------ Supplied data ------
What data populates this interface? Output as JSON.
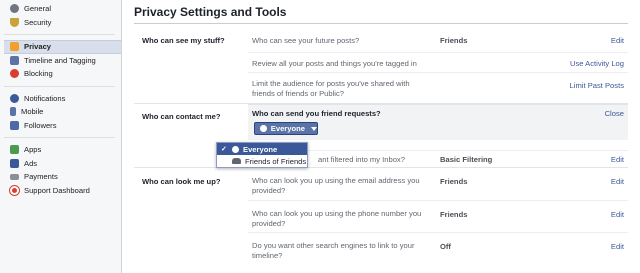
{
  "sidebar": {
    "group1": [
      {
        "label": "General",
        "icon": "gear-icon",
        "color": "#6f7680"
      },
      {
        "label": "Security",
        "icon": "shield-icon",
        "color": "#c9a23a"
      }
    ],
    "group2": [
      {
        "label": "Privacy",
        "icon": "lock-icon",
        "color": "#f0a12c",
        "active": true
      },
      {
        "label": "Timeline and Tagging",
        "icon": "timeline-icon",
        "color": "#5b74a8"
      },
      {
        "label": "Blocking",
        "icon": "block-icon",
        "color": "#d93e30"
      }
    ],
    "group3": [
      {
        "label": "Notifications",
        "icon": "globe-icon",
        "color": "#3b5998"
      },
      {
        "label": "Mobile",
        "icon": "mobile-icon",
        "color": "#5b74a8"
      },
      {
        "label": "Followers",
        "icon": "rss-icon",
        "color": "#4b6aa8"
      }
    ],
    "group4": [
      {
        "label": "Apps",
        "icon": "apps-icon",
        "color": "#4a9b4f"
      },
      {
        "label": "Ads",
        "icon": "ads-icon",
        "color": "#3b5998"
      },
      {
        "label": "Payments",
        "icon": "card-icon",
        "color": "#8a9099"
      },
      {
        "label": "Support Dashboard",
        "icon": "lifebuoy-icon",
        "color": "#d93e30"
      }
    ]
  },
  "main": {
    "title": "Privacy Settings and Tools",
    "sections": {
      "stuff": {
        "label": "Who can see my stuff?",
        "rows": [
          {
            "question": "Who can see your future posts?",
            "value": "Friends",
            "action": "Edit"
          },
          {
            "question": "Review all your posts and things you're tagged in",
            "value": "",
            "action": "Use Activity Log"
          },
          {
            "question": "Limit the audience for posts you've shared with friends of friends or Public?",
            "value": "",
            "action": "Limit Past Posts"
          }
        ]
      },
      "contact": {
        "label": "Who can contact me?",
        "expanded_question": "Who can send you friend requests?",
        "close": "Close",
        "audience_button": "Everyone",
        "rows": [
          {
            "question": "Whose messages do I want filtered into my Inbox?",
            "visible_fragment": "ant filtered into my Inbox?",
            "value": "Basic Filtering",
            "action": "Edit"
          }
        ]
      },
      "lookup": {
        "label": "Who can look me up?",
        "rows": [
          {
            "question": "Who can look you up using the email address you provided?",
            "value": "Friends",
            "action": "Edit"
          },
          {
            "question": "Who can look you up using the phone number you provided?",
            "value": "Friends",
            "action": "Edit"
          },
          {
            "question": "Do you want other search engines to link to your timeline?",
            "value": "Off",
            "action": "Edit"
          }
        ]
      }
    }
  },
  "dropdown": {
    "options": [
      {
        "label": "Everyone",
        "selected": true,
        "icon": "globe-icon"
      },
      {
        "label": "Friends of Friends",
        "selected": false,
        "icon": "friends-icon"
      }
    ],
    "check": "✓"
  },
  "colors": {
    "link": "#3b5998",
    "selected_bg": "#3b5998",
    "button_bg": "#5b74a8"
  }
}
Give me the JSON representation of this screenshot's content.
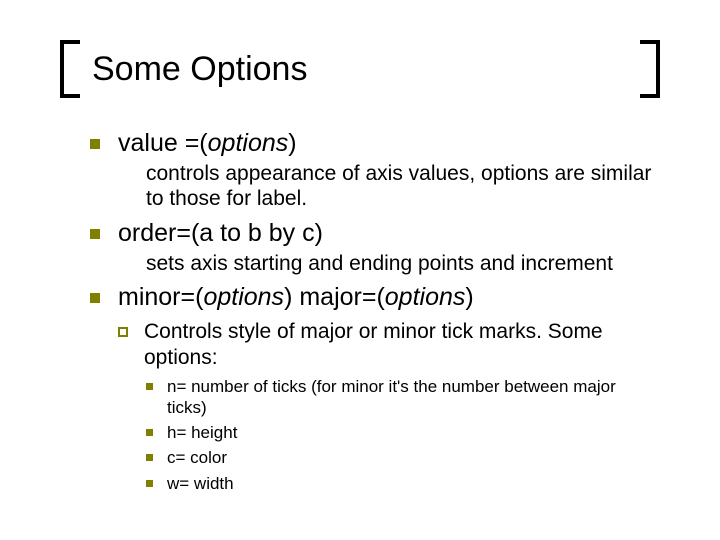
{
  "title": "Some Options",
  "items": [
    {
      "head_a": "value =(",
      "head_i": "options",
      "head_b": ")",
      "desc": "controls appearance of axis values, options are similar to those for label."
    },
    {
      "head_a": "order=(a to b by c)",
      "head_i": "",
      "head_b": "",
      "desc": "sets axis starting and ending points and increment"
    },
    {
      "head_a": "minor=(",
      "head_i": "options",
      "head_b": ") major=(",
      "head_i2": "options",
      "head_c": ")",
      "sub": {
        "text": "Controls style of major or minor tick marks. Some options:",
        "opts": [
          "n=  number of ticks (for minor it's the number between major ticks)",
          "h=  height",
          "c=  color",
          "w=  width"
        ]
      }
    }
  ]
}
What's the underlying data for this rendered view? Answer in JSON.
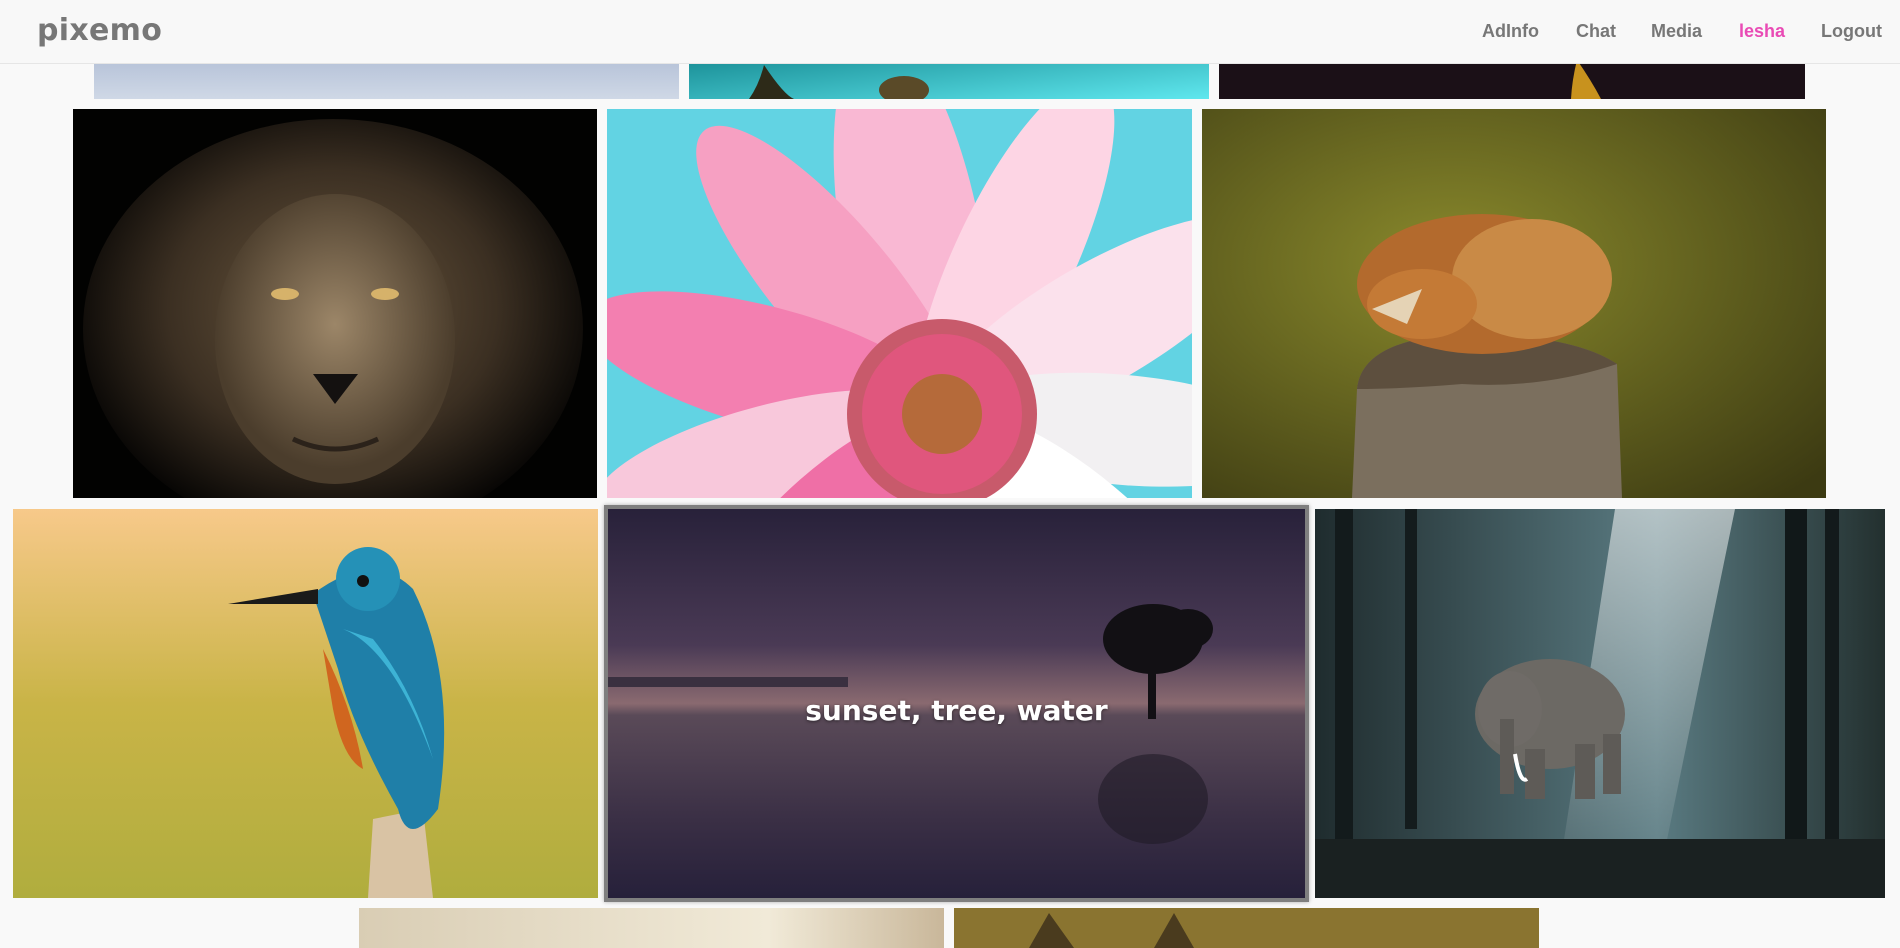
{
  "navbar": {
    "brand": "pixemo",
    "links": [
      {
        "label": "AdInfo",
        "color": "#777777"
      },
      {
        "label": "Chat",
        "color": "#777777"
      },
      {
        "label": "Media",
        "color": "#777777"
      },
      {
        "label": "lesha",
        "color": "#e94bb5"
      },
      {
        "label": "Logout",
        "color": "#777777"
      }
    ]
  },
  "gallery": {
    "hovered_caption": "sunset, tree, water",
    "photos": [
      {
        "subject": "sky"
      },
      {
        "subject": "turtle"
      },
      {
        "subject": "dark"
      },
      {
        "subject": "lion"
      },
      {
        "subject": "pink-daisy"
      },
      {
        "subject": "sleeping-fox"
      },
      {
        "subject": "kingfisher"
      },
      {
        "subject": "sunset-tree-lake"
      },
      {
        "subject": "elephant-forest"
      },
      {
        "subject": "beige"
      },
      {
        "subject": "wildcat"
      }
    ]
  }
}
------
- Task to complete -
Above are records with pictures; repeat the records exactly and leave the pictures out.

- Response to this exercise -
What data populates this interface? Output as JSON.
{
  "sidebar": {
    "group1": [
      {
        "label": "General",
        "icon": "gear-icon",
        "color": "#6f7680"
      },
      {
        "label": "Security",
        "icon": "shield-icon",
        "color": "#c9a23a"
      }
    ],
    "group2": [
      {
        "label": "Privacy",
        "icon": "lock-icon",
        "color": "#f0a12c",
        "active": true
      },
      {
        "label": "Timeline and Tagging",
        "icon": "timeline-icon",
        "color": "#5b74a8"
      },
      {
        "label": "Blocking",
        "icon": "block-icon",
        "color": "#d93e30"
      }
    ],
    "group3": [
      {
        "label": "Notifications",
        "icon": "globe-icon",
        "color": "#3b5998"
      },
      {
        "label": "Mobile",
        "icon": "mobile-icon",
        "color": "#5b74a8"
      },
      {
        "label": "Followers",
        "icon": "rss-icon",
        "color": "#4b6aa8"
      }
    ],
    "group4": [
      {
        "label": "Apps",
        "icon": "apps-icon",
        "color": "#4a9b4f"
      },
      {
        "label": "Ads",
        "icon": "ads-icon",
        "color": "#3b5998"
      },
      {
        "label": "Payments",
        "icon": "card-icon",
        "color": "#8a9099"
      },
      {
        "label": "Support Dashboard",
        "icon": "lifebuoy-icon",
        "color": "#d93e30"
      }
    ]
  },
  "main": {
    "title": "Privacy Settings and Tools",
    "sections": {
      "stuff": {
        "label": "Who can see my stuff?",
        "rows": [
          {
            "question": "Who can see your future posts?",
            "value": "Friends",
            "action": "Edit"
          },
          {
            "question": "Review all your posts and things you're tagged in",
            "value": "",
            "action": "Use Activity Log"
          },
          {
            "question": "Limit the audience for posts you've shared with friends of friends or Public?",
            "value": "",
            "action": "Limit Past Posts"
          }
        ]
      },
      "contact": {
        "label": "Who can contact me?",
        "expanded_question": "Who can send you friend requests?",
        "close": "Close",
        "audience_button": "Everyone",
        "rows": [
          {
            "question": "Whose messages do I want filtered into my Inbox?",
            "visible_fragment": "ant filtered into my Inbox?",
            "value": "Basic Filtering",
            "action": "Edit"
          }
        ]
      },
      "lookup": {
        "label": "Who can look me up?",
        "rows": [
          {
            "question": "Who can look you up using the email address you provided?",
            "value": "Friends",
            "action": "Edit"
          },
          {
            "question": "Who can look you up using the phone number you provided?",
            "value": "Friends",
            "action": "Edit"
          },
          {
            "question": "Do you want other search engines to link to your timeline?",
            "value": "Off",
            "action": "Edit"
          }
        ]
      }
    }
  },
  "dropdown": {
    "options": [
      {
        "label": "Everyone",
        "selected": true,
        "icon": "globe-icon"
      },
      {
        "label": "Friends of Friends",
        "selected": false,
        "icon": "friends-icon"
      }
    ],
    "check": "✓"
  },
  "colors": {
    "link": "#3b5998",
    "selected_bg": "#3b5998",
    "button_bg": "#5b74a8"
  }
}
Give me the JSON representation of this screenshot's content.
{
  "title": "Some Options",
  "items": [
    {
      "head_a": "value =(",
      "head_i": "options",
      "head_b": ")",
      "desc": "controls appearance of axis values, options are similar to those for label."
    },
    {
      "head_a": "order=(a to b by c)",
      "head_i": "",
      "head_b": "",
      "desc": "sets axis starting and ending points and increment"
    },
    {
      "head_a": "minor=(",
      "head_i": "options",
      "head_b": ") major=(",
      "head_i2": "options",
      "head_c": ")",
      "sub": {
        "text": "Controls style of major or minor tick marks. Some options:",
        "opts": [
          "n=  number of ticks (for minor it's the number between major ticks)",
          "h=  height",
          "c=  color",
          "w=  width"
        ]
      }
    }
  ]
}
What's the underlying data for this rendered view? Answer in JSON.
{
  "navbar": {
    "brand": "pixemo",
    "links": [
      {
        "label": "AdInfo",
        "color": "#777777"
      },
      {
        "label": "Chat",
        "color": "#777777"
      },
      {
        "label": "Media",
        "color": "#777777"
      },
      {
        "label": "lesha",
        "color": "#e94bb5"
      },
      {
        "label": "Logout",
        "color": "#777777"
      }
    ]
  },
  "gallery": {
    "hovered_caption": "sunset, tree, water",
    "photos": [
      {
        "subject": "sky"
      },
      {
        "subject": "turtle"
      },
      {
        "subject": "dark"
      },
      {
        "subject": "lion"
      },
      {
        "subject": "pink-daisy"
      },
      {
        "subject": "sleeping-fox"
      },
      {
        "subject": "kingfisher"
      },
      {
        "subject": "sunset-tree-lake"
      },
      {
        "subject": "elephant-forest"
      },
      {
        "subject": "beige"
      },
      {
        "subject": "wildcat"
      }
    ]
  }
}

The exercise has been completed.